• **Data entries**:
****

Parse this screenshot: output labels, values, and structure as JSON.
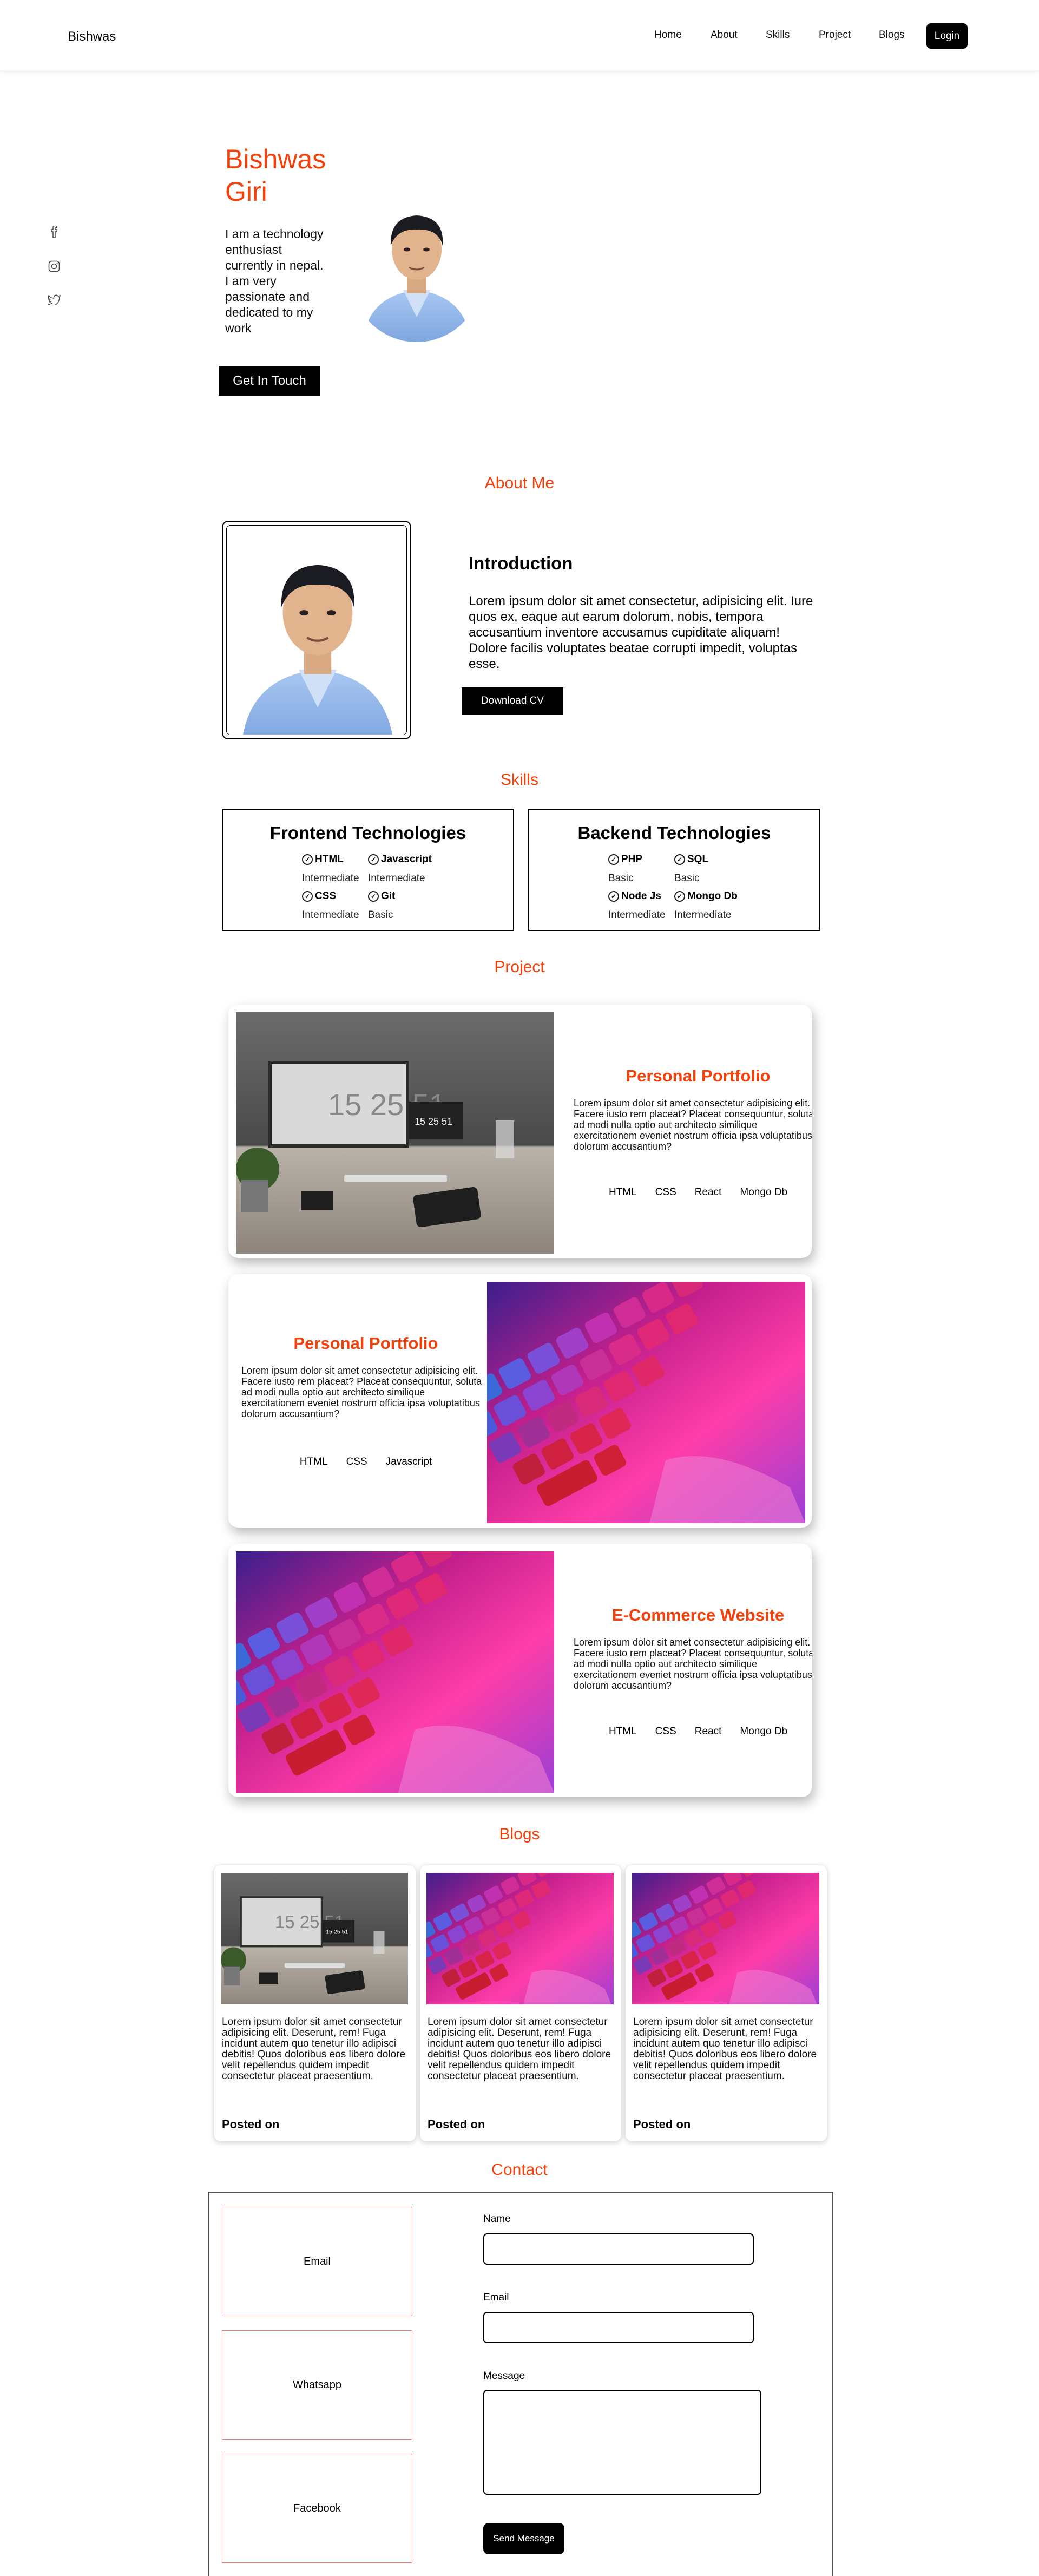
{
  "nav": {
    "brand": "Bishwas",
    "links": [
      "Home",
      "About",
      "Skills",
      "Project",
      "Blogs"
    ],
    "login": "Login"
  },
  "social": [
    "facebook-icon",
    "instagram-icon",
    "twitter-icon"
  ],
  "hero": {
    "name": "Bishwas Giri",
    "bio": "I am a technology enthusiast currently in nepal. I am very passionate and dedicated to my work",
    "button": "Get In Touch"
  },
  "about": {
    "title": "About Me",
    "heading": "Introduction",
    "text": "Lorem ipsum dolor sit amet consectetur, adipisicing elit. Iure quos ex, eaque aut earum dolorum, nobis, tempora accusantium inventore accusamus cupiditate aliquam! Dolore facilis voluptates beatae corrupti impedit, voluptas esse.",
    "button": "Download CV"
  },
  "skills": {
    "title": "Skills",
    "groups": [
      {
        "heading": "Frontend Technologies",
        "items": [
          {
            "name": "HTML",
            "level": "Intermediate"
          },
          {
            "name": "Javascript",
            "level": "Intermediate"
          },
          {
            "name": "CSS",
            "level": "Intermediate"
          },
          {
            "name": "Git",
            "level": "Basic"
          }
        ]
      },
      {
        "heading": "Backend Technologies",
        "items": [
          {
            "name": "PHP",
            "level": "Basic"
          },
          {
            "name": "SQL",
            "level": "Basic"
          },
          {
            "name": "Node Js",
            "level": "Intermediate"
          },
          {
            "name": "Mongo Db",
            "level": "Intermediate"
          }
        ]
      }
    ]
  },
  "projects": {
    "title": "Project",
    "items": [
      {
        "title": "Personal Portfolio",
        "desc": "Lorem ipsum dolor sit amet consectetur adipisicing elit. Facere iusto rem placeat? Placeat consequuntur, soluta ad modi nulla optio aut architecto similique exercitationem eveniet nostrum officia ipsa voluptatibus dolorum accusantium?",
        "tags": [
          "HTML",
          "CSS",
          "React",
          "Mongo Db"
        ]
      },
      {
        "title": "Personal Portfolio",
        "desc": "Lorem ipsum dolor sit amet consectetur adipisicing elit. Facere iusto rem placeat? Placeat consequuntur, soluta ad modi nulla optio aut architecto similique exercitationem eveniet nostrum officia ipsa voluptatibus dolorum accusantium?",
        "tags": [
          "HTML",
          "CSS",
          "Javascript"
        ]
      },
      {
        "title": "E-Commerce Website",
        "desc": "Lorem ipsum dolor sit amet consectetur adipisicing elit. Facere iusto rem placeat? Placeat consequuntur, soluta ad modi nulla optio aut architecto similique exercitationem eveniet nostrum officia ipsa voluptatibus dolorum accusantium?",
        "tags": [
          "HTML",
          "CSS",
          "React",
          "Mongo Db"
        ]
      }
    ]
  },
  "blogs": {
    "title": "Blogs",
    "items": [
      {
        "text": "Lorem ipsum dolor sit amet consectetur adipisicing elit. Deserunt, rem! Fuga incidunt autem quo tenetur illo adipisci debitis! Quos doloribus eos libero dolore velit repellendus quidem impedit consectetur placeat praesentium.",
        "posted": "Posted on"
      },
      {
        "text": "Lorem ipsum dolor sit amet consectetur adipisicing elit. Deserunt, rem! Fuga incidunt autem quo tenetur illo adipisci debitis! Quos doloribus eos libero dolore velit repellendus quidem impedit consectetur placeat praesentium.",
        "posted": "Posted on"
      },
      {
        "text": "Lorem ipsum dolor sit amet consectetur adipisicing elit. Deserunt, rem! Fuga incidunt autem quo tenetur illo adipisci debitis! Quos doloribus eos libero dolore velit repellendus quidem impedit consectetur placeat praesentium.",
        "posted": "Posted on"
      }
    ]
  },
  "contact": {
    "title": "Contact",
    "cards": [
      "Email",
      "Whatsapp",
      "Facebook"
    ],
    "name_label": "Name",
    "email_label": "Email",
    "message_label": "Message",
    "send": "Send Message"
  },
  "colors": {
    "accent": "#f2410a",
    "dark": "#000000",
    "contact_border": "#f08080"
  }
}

****

• **What needs to be done**: Return all lines containing "heading".

• **Exercise answer**:
    "heading": "Introduction",
        "heading": "Frontend Technologies",
        "heading": "Backend Technologies",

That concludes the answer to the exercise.